> **REQUIREMENTS**
Reproduce the lines of the material exactly, excluding every image.

> **DATA FOR THIS TASK**
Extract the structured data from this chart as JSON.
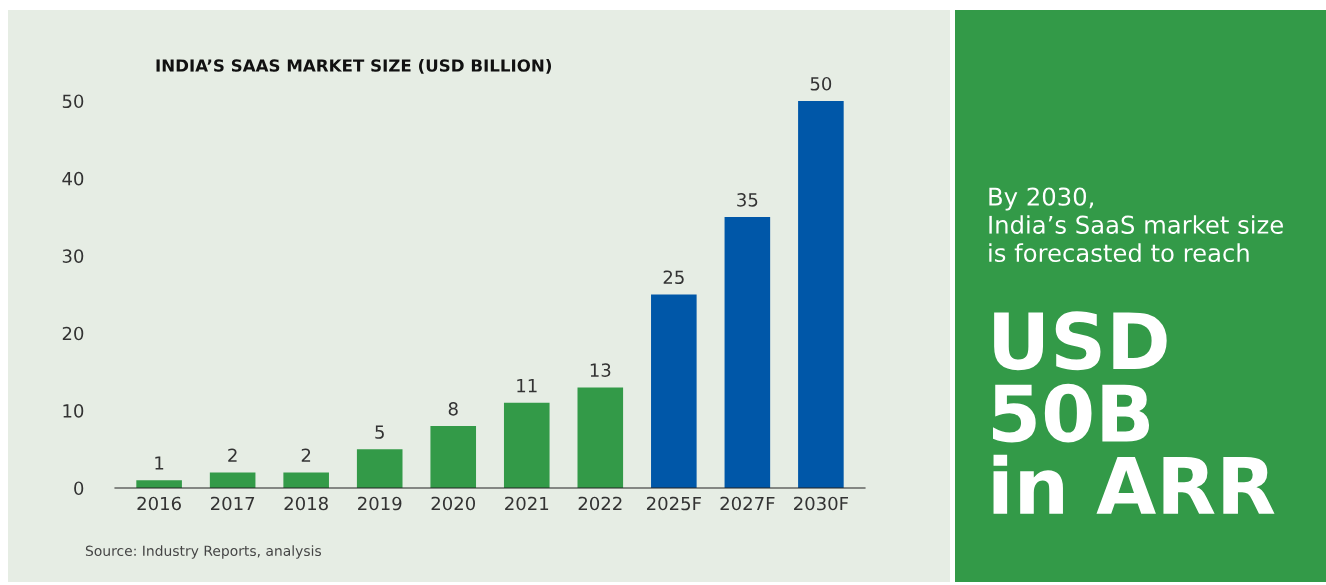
{
  "chart_data": [
    {
      "type": "bar",
      "title": "INDIA’S SAAS MARKET SIZE (USD BILLION)",
      "categories": [
        "2016",
        "2017",
        "2018",
        "2019",
        "2020",
        "2021",
        "2022",
        "2025F",
        "2027F",
        "2030F"
      ],
      "values": [
        1,
        2,
        2,
        5,
        8,
        11,
        13,
        25,
        35,
        50
      ],
      "colors": [
        "#339a48",
        "#339a48",
        "#339a48",
        "#339a48",
        "#339a48",
        "#339a48",
        "#339a48",
        "#0057a8",
        "#0057a8",
        "#0057a8"
      ],
      "ylim": [
        0,
        50
      ],
      "yticks": [
        0,
        10,
        20,
        30,
        40,
        50
      ],
      "grid": false,
      "data_labels": true,
      "annotations": [
        "Source: Industry Reports, analysis"
      ]
    },
    {
      "type": "other",
      "annotations": [
        "By 2030,\nIndia’s SaaS market size\nis forecasted to reach",
        "USD\n50B\nin ARR"
      ]
    }
  ]
}
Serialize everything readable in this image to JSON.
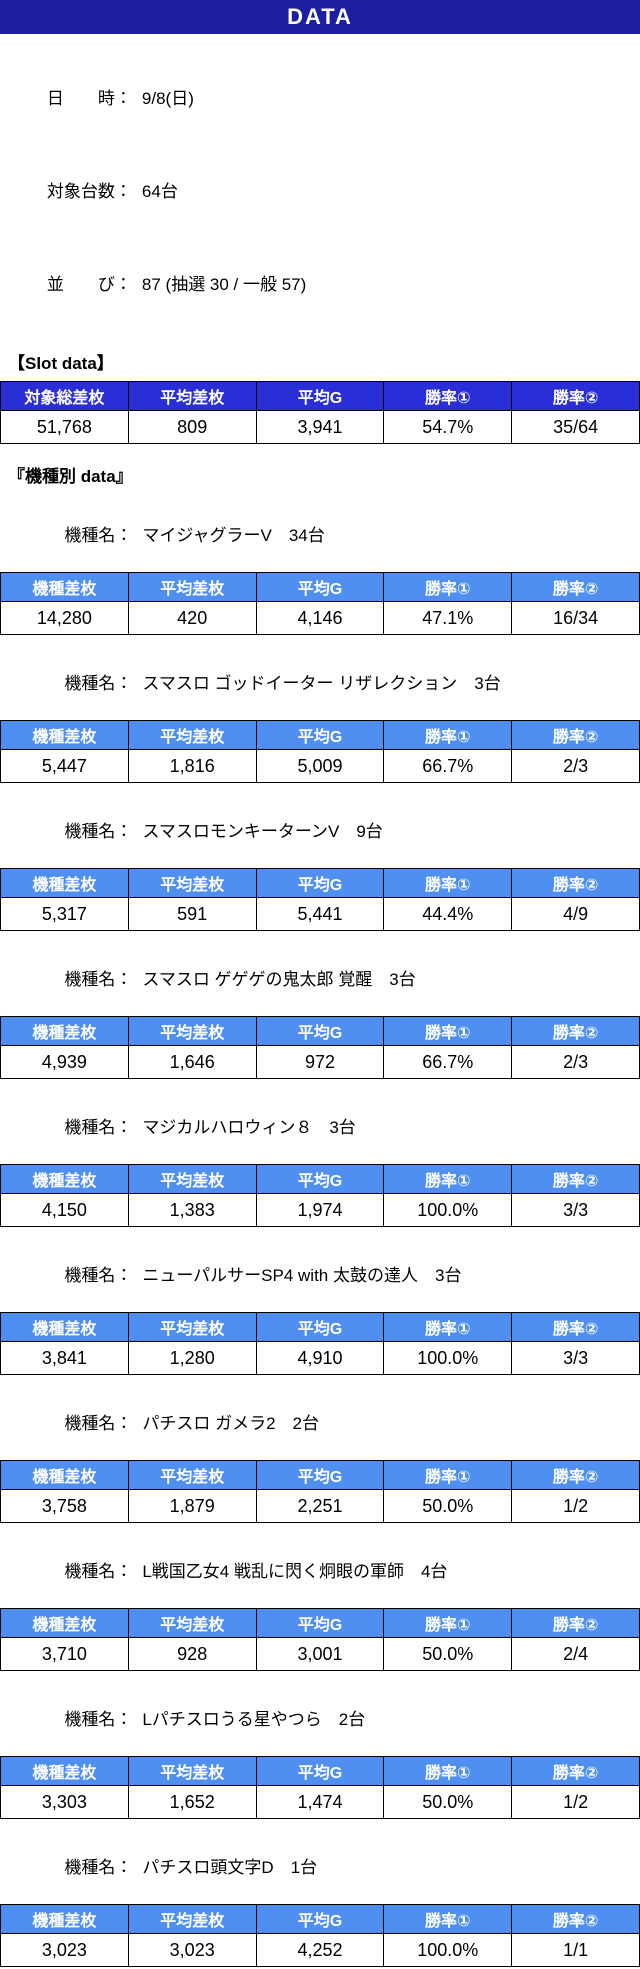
{
  "title": "DATA",
  "info": [
    {
      "label": "日　　時：",
      "value": "9/8(日)"
    },
    {
      "label": "対象台数：",
      "value": "64台"
    },
    {
      "label": "並　　び：",
      "value": "87 (抽選 30 / 一般 57)"
    }
  ],
  "slot_section": {
    "heading": "【Slot data】",
    "headers": [
      "対象総差枚",
      "平均差枚",
      "平均G",
      "勝率①",
      "勝率②"
    ],
    "values": [
      "51,768",
      "809",
      "3,941",
      "54.7%",
      "35/64"
    ]
  },
  "machine_section": {
    "heading": "『機種別 data』",
    "name_label": "機種名：",
    "headers": [
      "機種差枚",
      "平均差枚",
      "平均G",
      "勝率①",
      "勝率②"
    ],
    "machines": [
      {
        "name": "マイジャグラーV　34台",
        "values": [
          "14,280",
          "420",
          "4,146",
          "47.1%",
          "16/34"
        ]
      },
      {
        "name": "スマスロ ゴッドイーター リザレクション　3台",
        "values": [
          "5,447",
          "1,816",
          "5,009",
          "66.7%",
          "2/3"
        ]
      },
      {
        "name": "スマスロモンキーターンV　9台",
        "values": [
          "5,317",
          "591",
          "5,441",
          "44.4%",
          "4/9"
        ]
      },
      {
        "name": "スマスロ ゲゲゲの鬼太郎 覚醒　3台",
        "values": [
          "4,939",
          "1,646",
          "972",
          "66.7%",
          "2/3"
        ]
      },
      {
        "name": "マジカルハロウィン８　3台",
        "values": [
          "4,150",
          "1,383",
          "1,974",
          "100.0%",
          "3/3"
        ]
      },
      {
        "name": "ニューパルサーSP4 with 太鼓の達人　3台",
        "values": [
          "3,841",
          "1,280",
          "4,910",
          "100.0%",
          "3/3"
        ]
      },
      {
        "name": "パチスロ ガメラ2　2台",
        "values": [
          "3,758",
          "1,879",
          "2,251",
          "50.0%",
          "1/2"
        ]
      },
      {
        "name": "L戦国乙女4 戦乱に閃く炯眼の軍師　4台",
        "values": [
          "3,710",
          "928",
          "3,001",
          "50.0%",
          "2/4"
        ]
      },
      {
        "name": "Lパチスロうる星やつら　2台",
        "values": [
          "3,303",
          "1,652",
          "1,474",
          "50.0%",
          "1/2"
        ]
      },
      {
        "name": "パチスロ頭文字D　1台",
        "values": [
          "3,023",
          "3,023",
          "4,252",
          "100.0%",
          "1/1"
        ]
      }
    ]
  },
  "colors": {
    "title_bar": "#1b1fa0",
    "summary_header": "#2a2ed6",
    "machine_header": "#4e8ff0",
    "header_text": "#ffffff",
    "body_text": "#000000"
  }
}
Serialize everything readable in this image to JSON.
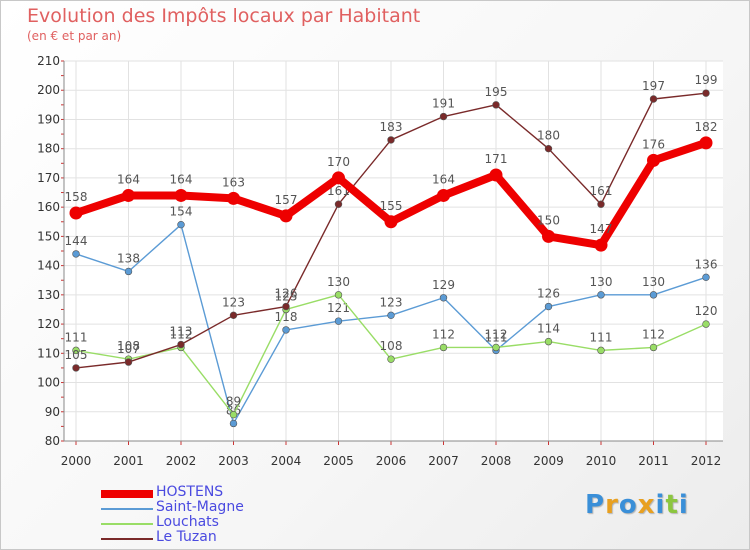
{
  "chart_data": {
    "type": "line",
    "title": "Evolution des Impôts locaux par Habitant",
    "subtitle": "(en € et par an)",
    "xlabel": "",
    "ylabel": "",
    "ylim": [
      80,
      210
    ],
    "yticks": [
      80,
      90,
      100,
      110,
      120,
      130,
      140,
      150,
      160,
      170,
      180,
      190,
      200,
      210
    ],
    "categories": [
      "2000",
      "2001",
      "2002",
      "2003",
      "2004",
      "2005",
      "2006",
      "2007",
      "2008",
      "2009",
      "2010",
      "2011",
      "2012"
    ],
    "grid": true,
    "series": [
      {
        "name": "HOSTENS",
        "color": "#ee0000",
        "emphasis": true,
        "values": [
          158,
          164,
          164,
          163,
          157,
          170,
          155,
          164,
          171,
          150,
          147,
          176,
          182
        ]
      },
      {
        "name": "Saint-Magne",
        "color": "#5b9bd5",
        "emphasis": false,
        "values": [
          144,
          138,
          154,
          86,
          118,
          121,
          123,
          129,
          111,
          126,
          130,
          130,
          136
        ]
      },
      {
        "name": "Louchats",
        "color": "#99dd66",
        "emphasis": false,
        "values": [
          111,
          108,
          112,
          89,
          125,
          130,
          108,
          112,
          112,
          114,
          111,
          112,
          120
        ]
      },
      {
        "name": "Le Tuzan",
        "color": "#7a2a2a",
        "emphasis": false,
        "values": [
          105,
          107,
          113,
          123,
          126,
          161,
          183,
          191,
          195,
          180,
          161,
          197,
          199
        ]
      }
    ]
  },
  "logo": {
    "text": "Proxiti",
    "letters": [
      "P",
      "r",
      "o",
      "x",
      "i",
      "t",
      "i"
    ],
    "colors": [
      "#3a8fd8",
      "#e8a020",
      "#3a8fd8",
      "#e8a020",
      "#3a8fd8",
      "#8cc63f",
      "#3a8fd8"
    ]
  }
}
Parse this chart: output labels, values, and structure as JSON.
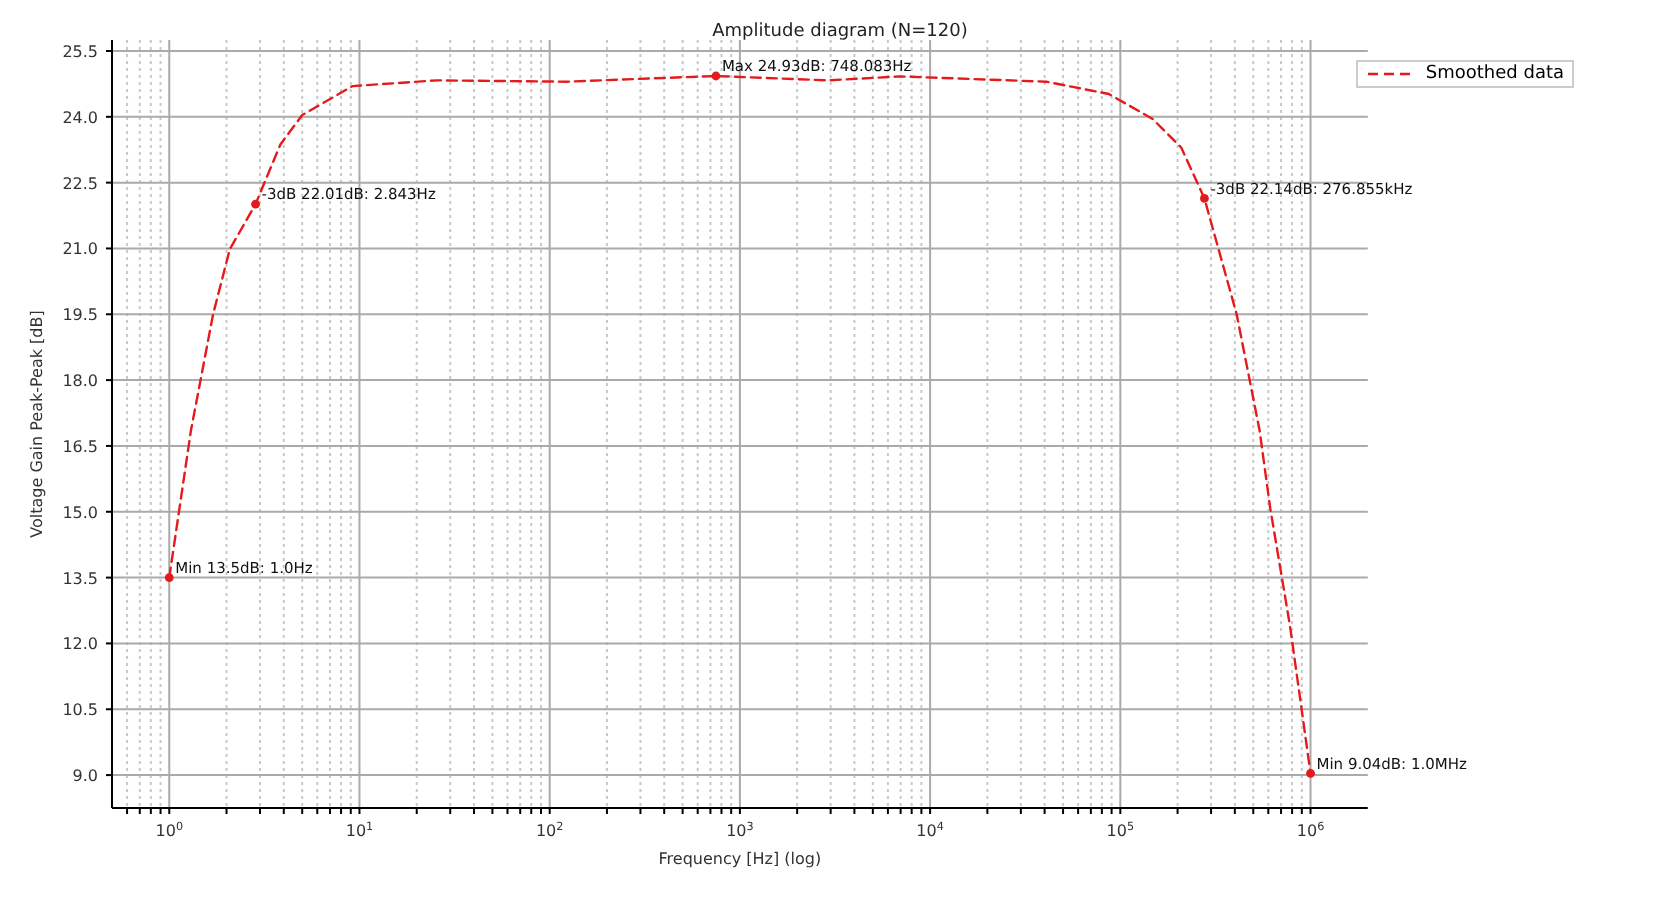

> **REPLY**
Extract the structured data from this chart as JSON.
{
  "chart_data": [
    {
      "type": "bar",
      "title": "INDIA’S SAAS MARKET SIZE (USD BILLION)",
      "categories": [
        "2016",
        "2017",
        "2018",
        "2019",
        "2020",
        "2021",
        "2022",
        "2025F",
        "2027F",
        "2030F"
      ],
      "values": [
        1,
        2,
        2,
        5,
        8,
        11,
        13,
        25,
        35,
        50
      ],
      "colors": [
        "#339a48",
        "#339a48",
        "#339a48",
        "#339a48",
        "#339a48",
        "#339a48",
        "#339a48",
        "#0057a8",
        "#0057a8",
        "#0057a8"
      ],
      "ylim": [
        0,
        50
      ],
      "yticks": [
        0,
        10,
        20,
        30,
        40,
        50
      ],
      "grid": false,
      "data_labels": true,
      "annotations": [
        "Source: Industry Reports, analysis"
      ]
    },
    {
      "type": "other",
      "annotations": [
        "By 2030,\nIndia’s SaaS market size\nis forecasted to reach",
        "USD\n50B\nin ARR"
      ]
    }
  ]
}
Serialize everything readable in this image to JSON.
{
  "title": "DATA",
  "info": [
    {
      "label": "日　　時：",
      "value": "9/8(日)"
    },
    {
      "label": "対象台数：",
      "value": "64台"
    },
    {
      "label": "並　　び：",
      "value": "87 (抽選 30 / 一般 57)"
    }
  ],
  "slot_section": {
    "heading": "【Slot data】",
    "headers": [
      "対象総差枚",
      "平均差枚",
      "平均G",
      "勝率①",
      "勝率②"
    ],
    "values": [
      "51,768",
      "809",
      "3,941",
      "54.7%",
      "35/64"
    ]
  },
  "machine_section": {
    "heading": "『機種別 data』",
    "name_label": "機種名：",
    "headers": [
      "機種差枚",
      "平均差枚",
      "平均G",
      "勝率①",
      "勝率②"
    ],
    "machines": [
      {
        "name": "マイジャグラーV　34台",
        "values": [
          "14,280",
          "420",
          "4,146",
          "47.1%",
          "16/34"
        ]
      },
      {
        "name": "スマスロ ゴッドイーター リザレクション　3台",
        "values": [
          "5,447",
          "1,816",
          "5,009",
          "66.7%",
          "2/3"
        ]
      },
      {
        "name": "スマスロモンキーターンV　9台",
        "values": [
          "5,317",
          "591",
          "5,441",
          "44.4%",
          "4/9"
        ]
      },
      {
        "name": "スマスロ ゲゲゲの鬼太郎 覚醒　3台",
        "values": [
          "4,939",
          "1,646",
          "972",
          "66.7%",
          "2/3"
        ]
      },
      {
        "name": "マジカルハロウィン８　3台",
        "values": [
          "4,150",
          "1,383",
          "1,974",
          "100.0%",
          "3/3"
        ]
      },
      {
        "name": "ニューパルサーSP4 with 太鼓の達人　3台",
        "values": [
          "3,841",
          "1,280",
          "4,910",
          "100.0%",
          "3/3"
        ]
      },
      {
        "name": "パチスロ ガメラ2　2台",
        "values": [
          "3,758",
          "1,879",
          "2,251",
          "50.0%",
          "1/2"
        ]
      },
      {
        "name": "L戦国乙女4 戦乱に閃く炯眼の軍師　4台",
        "values": [
          "3,710",
          "928",
          "3,001",
          "50.0%",
          "2/4"
        ]
      },
      {
        "name": "Lパチスロうる星やつら　2台",
        "values": [
          "3,303",
          "1,652",
          "1,474",
          "50.0%",
          "1/2"
        ]
      },
      {
        "name": "パチスロ頭文字D　1台",
        "values": [
          "3,023",
          "3,023",
          "4,252",
          "100.0%",
          "1/1"
        ]
      }
    ]
  },
  "colors": {
    "title_bar": "#1b1fa0",
    "summary_header": "#2a2ed6",
    "machine_header": "#4e8ff0",
    "header_text": "#ffffff",
    "body_text": "#000000"
  }
}
Serialize everything readable in this image to JSON.
{
  "chart_data": {
    "type": "line",
    "title": "Evolution des Impôts locaux par Habitant",
    "subtitle": "(en € et par an)",
    "xlabel": "",
    "ylabel": "",
    "ylim": [
      80,
      210
    ],
    "yticks": [
      80,
      90,
      100,
      110,
      120,
      130,
      140,
      150,
      160,
      170,
      180,
      190,
      200,
      210
    ],
    "categories": [
      "2000",
      "2001",
      "2002",
      "2003",
      "2004",
      "2005",
      "2006",
      "2007",
      "2008",
      "2009",
      "2010",
      "2011",
      "2012"
    ],
    "grid": true,
    "series": [
      {
        "name": "HOSTENS",
        "color": "#ee0000",
        "emphasis": true,
        "values": [
          158,
          164,
          164,
          163,
          157,
          170,
          155,
          164,
          171,
          150,
          147,
          176,
          182
        ]
      },
      {
        "name": "Saint-Magne",
        "color": "#5b9bd5",
        "emphasis": false,
        "values": [
          144,
          138,
          154,
          86,
          118,
          121,
          123,
          129,
          111,
          126,
          130,
          130,
          136
        ]
      },
      {
        "name": "Louchats",
        "color": "#99dd66",
        "emphasis": false,
        "values": [
          111,
          108,
          112,
          89,
          125,
          130,
          108,
          112,
          112,
          114,
          111,
          112,
          120
        ]
      },
      {
        "name": "Le Tuzan",
        "color": "#7a2a2a",
        "emphasis": false,
        "values": [
          105,
          107,
          113,
          123,
          126,
          161,
          183,
          191,
          195,
          180,
          161,
          197,
          199
        ]
      }
    ]
  },
  "logo": {
    "text": "Proxiti",
    "letters": [
      "P",
      "r",
      "o",
      "x",
      "i",
      "t",
      "i"
    ],
    "colors": [
      "#3a8fd8",
      "#e8a020",
      "#3a8fd8",
      "#e8a020",
      "#3a8fd8",
      "#8cc63f",
      "#3a8fd8"
    ]
  }
}
Parse this chart: output labels, values, and structure as JSON.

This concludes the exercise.